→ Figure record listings
— Start —

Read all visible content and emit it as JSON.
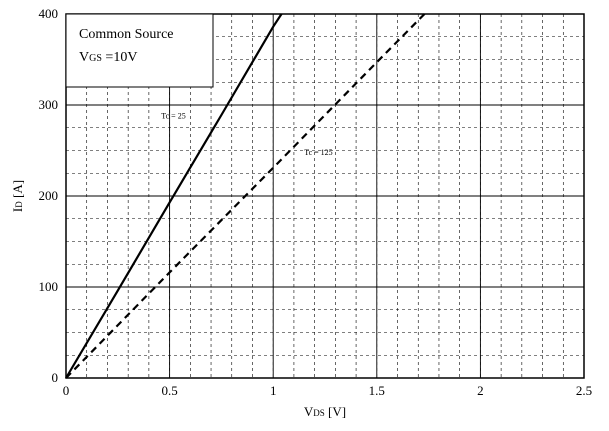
{
  "chart_data": {
    "type": "line",
    "legend": {
      "line1": "Common Source",
      "vgs_symbol": "V",
      "vgs_subscript": "GS",
      "vgs_value": " =10V"
    },
    "xlabel": {
      "symbol": "V",
      "subscript": "DS",
      "unit": " [V]"
    },
    "ylabel": {
      "symbol": "I",
      "subscript": "D",
      "unit": " [A]"
    },
    "xlim": [
      0,
      2.5
    ],
    "ylim": [
      0,
      400
    ],
    "x_ticks": [
      "0",
      "0.5",
      "1",
      "1.5",
      "2",
      "2.5"
    ],
    "y_ticks": [
      "0",
      "100",
      "200",
      "300",
      "400"
    ],
    "grid": true,
    "series": [
      {
        "name": "Tc = 25",
        "style": "solid",
        "x": [
          0,
          0.25,
          0.5,
          0.75,
          1.0,
          1.04
        ],
        "y": [
          0,
          96,
          193,
          289,
          386,
          400
        ]
      },
      {
        "name": "Tc = 125",
        "style": "dashed",
        "x": [
          0,
          0.5,
          1.0,
          1.5,
          1.73
        ],
        "y": [
          0,
          116,
          231,
          347,
          400
        ]
      }
    ]
  }
}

— End —

→ PROBLEM TO WORK ON
Give every record again exactly, apart from the pictures, which stay out.

→ RESULT OF THIS TASK
Read all visible content and emit it as JSON.
{
  "chart_data": {
    "type": "line",
    "legend": {
      "line1": "Common Source",
      "vgs_symbol": "V",
      "vgs_subscript": "GS",
      "vgs_value": " =10V"
    },
    "xlabel": {
      "symbol": "V",
      "subscript": "DS",
      "unit": " [V]"
    },
    "ylabel": {
      "symbol": "I",
      "subscript": "D",
      "unit": " [A]"
    },
    "xlim": [
      0,
      2.5
    ],
    "ylim": [
      0,
      400
    ],
    "x_ticks": [
      "0",
      "0.5",
      "1",
      "1.5",
      "2",
      "2.5"
    ],
    "y_ticks": [
      "0",
      "100",
      "200",
      "300",
      "400"
    ],
    "grid": true,
    "series": [
      {
        "name": "Tc = 25",
        "style": "solid",
        "x": [
          0,
          0.25,
          0.5,
          0.75,
          1.0,
          1.04
        ],
        "y": [
          0,
          96,
          193,
          289,
          386,
          400
        ]
      },
      {
        "name": "Tc = 125",
        "style": "dashed",
        "x": [
          0,
          0.5,
          1.0,
          1.5,
          1.73
        ],
        "y": [
          0,
          116,
          231,
          347,
          400
        ]
      }
    ]
  }
}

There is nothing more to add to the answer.